Check every line for the word "label" and state how many lines have it. Reply with the number alone.

Stored data
────────────────────────────────────────
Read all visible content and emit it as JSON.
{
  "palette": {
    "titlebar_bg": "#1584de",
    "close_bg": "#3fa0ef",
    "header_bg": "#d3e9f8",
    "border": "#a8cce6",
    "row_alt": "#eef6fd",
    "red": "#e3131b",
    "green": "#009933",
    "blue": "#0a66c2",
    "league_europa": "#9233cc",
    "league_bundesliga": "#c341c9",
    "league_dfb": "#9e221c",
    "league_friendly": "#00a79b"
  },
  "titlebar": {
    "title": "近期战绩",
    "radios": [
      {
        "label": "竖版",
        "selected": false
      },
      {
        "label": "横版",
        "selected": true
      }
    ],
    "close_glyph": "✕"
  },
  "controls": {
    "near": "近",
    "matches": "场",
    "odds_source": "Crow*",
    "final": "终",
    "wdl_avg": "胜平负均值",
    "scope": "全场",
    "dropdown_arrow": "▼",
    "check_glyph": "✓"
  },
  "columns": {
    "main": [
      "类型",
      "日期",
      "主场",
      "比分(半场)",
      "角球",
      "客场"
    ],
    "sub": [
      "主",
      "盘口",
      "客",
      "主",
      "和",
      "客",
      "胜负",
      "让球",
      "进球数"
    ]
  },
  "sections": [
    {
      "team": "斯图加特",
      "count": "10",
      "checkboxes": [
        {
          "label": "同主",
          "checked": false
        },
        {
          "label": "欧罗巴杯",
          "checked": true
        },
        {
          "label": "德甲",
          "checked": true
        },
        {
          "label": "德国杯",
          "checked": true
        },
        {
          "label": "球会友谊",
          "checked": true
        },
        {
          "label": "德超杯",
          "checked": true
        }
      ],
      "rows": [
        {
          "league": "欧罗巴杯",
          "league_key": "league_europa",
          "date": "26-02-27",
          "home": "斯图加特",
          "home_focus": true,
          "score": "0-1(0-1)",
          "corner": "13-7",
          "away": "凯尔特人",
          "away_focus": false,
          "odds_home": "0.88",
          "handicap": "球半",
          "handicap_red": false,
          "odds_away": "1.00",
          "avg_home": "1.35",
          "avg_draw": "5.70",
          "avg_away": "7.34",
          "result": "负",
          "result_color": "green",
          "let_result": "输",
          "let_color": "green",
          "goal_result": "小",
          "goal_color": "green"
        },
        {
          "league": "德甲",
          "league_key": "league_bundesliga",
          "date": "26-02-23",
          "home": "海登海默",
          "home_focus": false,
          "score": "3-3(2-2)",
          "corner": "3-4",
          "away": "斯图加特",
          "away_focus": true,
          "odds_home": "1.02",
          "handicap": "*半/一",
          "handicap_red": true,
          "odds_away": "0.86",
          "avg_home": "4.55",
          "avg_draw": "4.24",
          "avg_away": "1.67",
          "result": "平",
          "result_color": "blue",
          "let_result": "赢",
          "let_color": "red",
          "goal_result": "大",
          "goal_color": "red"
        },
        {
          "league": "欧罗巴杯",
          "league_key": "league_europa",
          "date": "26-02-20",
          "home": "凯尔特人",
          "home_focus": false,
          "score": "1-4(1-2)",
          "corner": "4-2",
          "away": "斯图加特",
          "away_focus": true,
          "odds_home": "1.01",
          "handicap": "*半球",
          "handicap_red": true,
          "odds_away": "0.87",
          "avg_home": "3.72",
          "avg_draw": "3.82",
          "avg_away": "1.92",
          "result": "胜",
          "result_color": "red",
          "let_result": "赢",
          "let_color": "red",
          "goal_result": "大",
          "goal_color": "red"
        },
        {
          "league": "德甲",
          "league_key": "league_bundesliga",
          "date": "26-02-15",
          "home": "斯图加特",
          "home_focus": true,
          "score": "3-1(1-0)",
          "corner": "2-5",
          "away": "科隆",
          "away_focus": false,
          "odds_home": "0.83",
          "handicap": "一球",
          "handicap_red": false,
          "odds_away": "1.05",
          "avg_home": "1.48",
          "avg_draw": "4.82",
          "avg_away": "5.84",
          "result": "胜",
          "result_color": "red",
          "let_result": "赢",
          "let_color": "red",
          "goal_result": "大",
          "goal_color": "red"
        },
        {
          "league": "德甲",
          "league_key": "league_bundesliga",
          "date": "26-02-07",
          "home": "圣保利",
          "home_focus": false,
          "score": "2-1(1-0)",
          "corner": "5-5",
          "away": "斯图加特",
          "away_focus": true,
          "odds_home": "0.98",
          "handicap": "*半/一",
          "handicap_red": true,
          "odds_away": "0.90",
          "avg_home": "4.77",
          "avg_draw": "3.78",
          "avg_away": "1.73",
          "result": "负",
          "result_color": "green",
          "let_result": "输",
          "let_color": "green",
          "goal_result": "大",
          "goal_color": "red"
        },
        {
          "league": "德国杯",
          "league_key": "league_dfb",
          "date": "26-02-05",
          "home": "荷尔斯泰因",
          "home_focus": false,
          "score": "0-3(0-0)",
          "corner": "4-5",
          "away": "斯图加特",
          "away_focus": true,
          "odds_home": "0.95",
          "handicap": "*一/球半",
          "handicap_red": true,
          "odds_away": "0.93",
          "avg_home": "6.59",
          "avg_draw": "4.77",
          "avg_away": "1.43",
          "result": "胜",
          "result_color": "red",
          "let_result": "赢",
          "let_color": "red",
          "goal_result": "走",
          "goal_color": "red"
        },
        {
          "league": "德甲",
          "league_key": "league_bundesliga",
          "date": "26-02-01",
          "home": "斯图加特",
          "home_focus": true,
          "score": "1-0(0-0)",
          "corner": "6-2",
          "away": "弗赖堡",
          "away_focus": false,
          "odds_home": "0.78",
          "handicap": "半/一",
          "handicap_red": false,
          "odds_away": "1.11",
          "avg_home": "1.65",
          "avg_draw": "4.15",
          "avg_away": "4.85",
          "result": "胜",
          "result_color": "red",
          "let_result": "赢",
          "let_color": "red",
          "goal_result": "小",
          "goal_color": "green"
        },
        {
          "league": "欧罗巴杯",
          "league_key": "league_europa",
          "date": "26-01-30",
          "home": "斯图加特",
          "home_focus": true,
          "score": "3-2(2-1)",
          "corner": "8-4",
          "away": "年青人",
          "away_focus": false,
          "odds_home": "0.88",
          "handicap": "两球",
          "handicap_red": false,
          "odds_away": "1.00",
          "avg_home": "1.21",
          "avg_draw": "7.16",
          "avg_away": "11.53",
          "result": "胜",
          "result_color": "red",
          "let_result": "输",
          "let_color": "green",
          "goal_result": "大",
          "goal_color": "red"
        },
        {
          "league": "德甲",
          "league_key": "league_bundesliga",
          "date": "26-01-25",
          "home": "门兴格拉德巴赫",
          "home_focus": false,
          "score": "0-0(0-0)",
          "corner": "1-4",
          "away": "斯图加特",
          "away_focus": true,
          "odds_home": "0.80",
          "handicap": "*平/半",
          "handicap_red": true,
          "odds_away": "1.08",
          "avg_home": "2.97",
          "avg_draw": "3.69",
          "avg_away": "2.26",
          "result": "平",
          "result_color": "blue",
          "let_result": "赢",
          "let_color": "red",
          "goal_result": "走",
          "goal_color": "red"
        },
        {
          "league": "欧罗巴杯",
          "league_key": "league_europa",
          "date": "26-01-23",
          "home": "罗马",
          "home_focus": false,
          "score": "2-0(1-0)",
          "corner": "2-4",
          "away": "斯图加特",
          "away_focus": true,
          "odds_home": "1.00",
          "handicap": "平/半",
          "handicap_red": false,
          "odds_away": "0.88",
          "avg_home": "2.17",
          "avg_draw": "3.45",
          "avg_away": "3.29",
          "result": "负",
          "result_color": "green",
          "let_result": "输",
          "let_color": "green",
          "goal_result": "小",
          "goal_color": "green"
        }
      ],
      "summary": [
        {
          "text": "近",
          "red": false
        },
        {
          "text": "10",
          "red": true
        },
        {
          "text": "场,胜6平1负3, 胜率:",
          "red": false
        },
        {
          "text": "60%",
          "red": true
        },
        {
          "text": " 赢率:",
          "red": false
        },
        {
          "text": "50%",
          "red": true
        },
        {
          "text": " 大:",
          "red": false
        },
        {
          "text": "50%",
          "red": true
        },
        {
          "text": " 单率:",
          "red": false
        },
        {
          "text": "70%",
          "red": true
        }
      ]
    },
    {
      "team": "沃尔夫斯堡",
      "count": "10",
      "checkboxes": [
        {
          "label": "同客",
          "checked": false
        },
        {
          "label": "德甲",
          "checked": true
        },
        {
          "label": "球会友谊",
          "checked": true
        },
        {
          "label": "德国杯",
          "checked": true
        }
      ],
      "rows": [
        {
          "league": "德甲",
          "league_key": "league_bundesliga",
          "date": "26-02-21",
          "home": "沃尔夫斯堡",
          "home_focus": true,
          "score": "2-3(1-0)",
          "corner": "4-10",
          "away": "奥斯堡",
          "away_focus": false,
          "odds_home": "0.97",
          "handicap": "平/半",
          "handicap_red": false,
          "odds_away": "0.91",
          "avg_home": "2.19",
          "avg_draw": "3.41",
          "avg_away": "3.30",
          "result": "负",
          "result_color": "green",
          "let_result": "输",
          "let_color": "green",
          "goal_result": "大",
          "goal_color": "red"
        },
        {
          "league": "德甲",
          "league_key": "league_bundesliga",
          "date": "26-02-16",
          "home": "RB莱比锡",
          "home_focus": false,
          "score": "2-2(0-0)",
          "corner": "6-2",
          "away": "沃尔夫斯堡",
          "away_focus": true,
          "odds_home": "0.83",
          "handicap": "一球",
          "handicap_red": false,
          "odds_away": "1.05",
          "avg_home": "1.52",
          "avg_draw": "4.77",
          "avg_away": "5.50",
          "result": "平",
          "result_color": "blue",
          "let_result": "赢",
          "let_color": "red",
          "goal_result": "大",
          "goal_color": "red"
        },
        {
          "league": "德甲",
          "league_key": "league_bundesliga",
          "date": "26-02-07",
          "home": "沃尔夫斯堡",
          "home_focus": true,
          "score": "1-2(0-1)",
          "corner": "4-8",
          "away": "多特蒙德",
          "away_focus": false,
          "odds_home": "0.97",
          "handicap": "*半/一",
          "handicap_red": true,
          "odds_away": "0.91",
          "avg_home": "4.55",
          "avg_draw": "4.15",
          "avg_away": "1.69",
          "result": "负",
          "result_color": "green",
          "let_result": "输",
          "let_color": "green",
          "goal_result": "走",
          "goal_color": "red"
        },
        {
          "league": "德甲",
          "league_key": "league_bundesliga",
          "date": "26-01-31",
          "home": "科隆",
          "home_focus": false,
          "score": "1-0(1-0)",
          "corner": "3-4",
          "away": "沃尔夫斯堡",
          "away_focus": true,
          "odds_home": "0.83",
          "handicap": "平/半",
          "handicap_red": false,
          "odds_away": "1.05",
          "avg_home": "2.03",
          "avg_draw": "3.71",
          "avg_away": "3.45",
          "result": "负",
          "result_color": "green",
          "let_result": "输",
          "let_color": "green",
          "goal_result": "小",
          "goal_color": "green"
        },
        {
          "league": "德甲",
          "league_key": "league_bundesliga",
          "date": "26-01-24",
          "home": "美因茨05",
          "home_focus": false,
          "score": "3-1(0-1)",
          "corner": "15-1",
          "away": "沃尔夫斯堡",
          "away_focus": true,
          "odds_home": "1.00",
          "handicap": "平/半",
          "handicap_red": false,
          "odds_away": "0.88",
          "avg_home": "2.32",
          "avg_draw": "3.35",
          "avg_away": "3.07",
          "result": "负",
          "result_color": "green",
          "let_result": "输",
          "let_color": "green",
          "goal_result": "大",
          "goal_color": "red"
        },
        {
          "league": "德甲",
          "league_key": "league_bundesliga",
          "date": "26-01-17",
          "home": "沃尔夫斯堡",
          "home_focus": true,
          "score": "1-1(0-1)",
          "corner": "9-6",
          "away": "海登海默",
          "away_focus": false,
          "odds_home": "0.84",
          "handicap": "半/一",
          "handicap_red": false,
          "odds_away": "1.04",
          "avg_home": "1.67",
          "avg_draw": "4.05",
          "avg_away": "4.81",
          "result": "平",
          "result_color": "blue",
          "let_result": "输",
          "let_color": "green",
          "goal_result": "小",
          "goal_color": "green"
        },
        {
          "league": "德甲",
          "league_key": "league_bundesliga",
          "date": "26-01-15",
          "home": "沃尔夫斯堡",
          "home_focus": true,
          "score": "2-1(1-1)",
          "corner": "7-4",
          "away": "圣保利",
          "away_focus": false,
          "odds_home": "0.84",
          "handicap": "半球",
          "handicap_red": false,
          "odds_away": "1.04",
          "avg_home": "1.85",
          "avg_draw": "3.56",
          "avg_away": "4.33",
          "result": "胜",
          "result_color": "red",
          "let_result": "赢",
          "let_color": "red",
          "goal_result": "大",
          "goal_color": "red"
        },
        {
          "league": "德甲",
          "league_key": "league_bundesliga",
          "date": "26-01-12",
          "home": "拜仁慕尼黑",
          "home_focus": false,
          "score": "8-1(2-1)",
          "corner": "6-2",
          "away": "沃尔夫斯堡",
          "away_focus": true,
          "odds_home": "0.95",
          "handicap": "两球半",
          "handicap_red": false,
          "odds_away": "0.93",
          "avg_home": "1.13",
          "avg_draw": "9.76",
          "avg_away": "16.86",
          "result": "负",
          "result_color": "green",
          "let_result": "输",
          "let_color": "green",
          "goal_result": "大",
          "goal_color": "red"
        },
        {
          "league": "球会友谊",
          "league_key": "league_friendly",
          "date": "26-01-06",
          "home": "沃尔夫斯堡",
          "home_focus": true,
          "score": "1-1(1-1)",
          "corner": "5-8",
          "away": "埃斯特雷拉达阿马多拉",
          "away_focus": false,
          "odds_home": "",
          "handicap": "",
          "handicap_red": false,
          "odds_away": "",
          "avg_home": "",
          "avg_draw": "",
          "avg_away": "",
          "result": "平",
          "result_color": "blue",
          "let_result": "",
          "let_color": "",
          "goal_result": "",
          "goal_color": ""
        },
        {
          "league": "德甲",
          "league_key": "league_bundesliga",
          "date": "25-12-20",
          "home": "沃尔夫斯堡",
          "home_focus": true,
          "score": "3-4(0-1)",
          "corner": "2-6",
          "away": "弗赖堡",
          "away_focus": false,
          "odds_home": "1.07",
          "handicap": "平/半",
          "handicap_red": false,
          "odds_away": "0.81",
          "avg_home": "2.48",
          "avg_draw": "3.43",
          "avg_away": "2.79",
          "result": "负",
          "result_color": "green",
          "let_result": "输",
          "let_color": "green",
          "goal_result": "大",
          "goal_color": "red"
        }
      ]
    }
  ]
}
────────────────────────────────────────
== Task answer ==
12